-- Begin Data for this exercise --
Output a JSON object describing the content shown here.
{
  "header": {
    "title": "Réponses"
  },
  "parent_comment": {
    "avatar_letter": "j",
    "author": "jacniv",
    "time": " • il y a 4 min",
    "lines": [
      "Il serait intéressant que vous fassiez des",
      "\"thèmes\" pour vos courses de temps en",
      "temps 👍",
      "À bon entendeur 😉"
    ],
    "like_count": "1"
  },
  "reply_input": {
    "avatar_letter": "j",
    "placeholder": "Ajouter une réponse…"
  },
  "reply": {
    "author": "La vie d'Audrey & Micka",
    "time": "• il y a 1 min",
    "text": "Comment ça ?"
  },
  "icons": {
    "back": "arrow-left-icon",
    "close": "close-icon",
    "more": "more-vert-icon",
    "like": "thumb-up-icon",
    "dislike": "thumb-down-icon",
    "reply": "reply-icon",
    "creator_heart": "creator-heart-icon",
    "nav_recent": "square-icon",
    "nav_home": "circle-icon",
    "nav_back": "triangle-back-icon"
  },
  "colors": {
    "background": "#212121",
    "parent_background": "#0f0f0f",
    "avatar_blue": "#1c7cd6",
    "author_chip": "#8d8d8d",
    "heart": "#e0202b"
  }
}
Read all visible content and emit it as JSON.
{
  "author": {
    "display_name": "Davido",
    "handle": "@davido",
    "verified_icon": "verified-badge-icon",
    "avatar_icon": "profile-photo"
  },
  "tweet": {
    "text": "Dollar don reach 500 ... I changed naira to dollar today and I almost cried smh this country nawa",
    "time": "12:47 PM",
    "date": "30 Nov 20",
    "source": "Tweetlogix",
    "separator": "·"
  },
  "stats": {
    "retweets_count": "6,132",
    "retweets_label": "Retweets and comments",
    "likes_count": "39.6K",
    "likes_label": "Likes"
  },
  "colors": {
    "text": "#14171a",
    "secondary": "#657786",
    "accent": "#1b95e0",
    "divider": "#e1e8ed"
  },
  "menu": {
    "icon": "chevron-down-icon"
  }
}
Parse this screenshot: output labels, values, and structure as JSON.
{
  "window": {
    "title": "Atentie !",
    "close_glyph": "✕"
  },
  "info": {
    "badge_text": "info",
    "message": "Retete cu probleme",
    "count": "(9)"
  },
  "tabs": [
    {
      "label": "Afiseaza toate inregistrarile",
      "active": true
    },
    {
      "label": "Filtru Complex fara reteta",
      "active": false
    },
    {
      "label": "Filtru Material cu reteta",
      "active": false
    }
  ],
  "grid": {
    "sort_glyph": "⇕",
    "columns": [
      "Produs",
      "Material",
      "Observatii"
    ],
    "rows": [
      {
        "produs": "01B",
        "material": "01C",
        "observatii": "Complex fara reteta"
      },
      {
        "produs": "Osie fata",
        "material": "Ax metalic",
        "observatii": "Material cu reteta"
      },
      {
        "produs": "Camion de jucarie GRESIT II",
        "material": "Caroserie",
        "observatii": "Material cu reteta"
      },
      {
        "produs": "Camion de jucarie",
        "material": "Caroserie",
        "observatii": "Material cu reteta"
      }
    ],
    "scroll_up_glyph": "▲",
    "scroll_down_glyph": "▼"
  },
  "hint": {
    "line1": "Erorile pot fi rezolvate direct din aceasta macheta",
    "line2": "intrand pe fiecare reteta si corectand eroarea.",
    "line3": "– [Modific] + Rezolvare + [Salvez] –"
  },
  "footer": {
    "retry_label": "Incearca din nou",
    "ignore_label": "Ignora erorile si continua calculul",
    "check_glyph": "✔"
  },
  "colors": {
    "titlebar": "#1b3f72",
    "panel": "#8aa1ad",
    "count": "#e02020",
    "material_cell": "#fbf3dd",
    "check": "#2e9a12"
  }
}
-- End Data for this exercise --
▸ **What this task involves**: Determine how many of the lines above hold the word "Complex", and output that number by itself.

▸ **Output below**: 2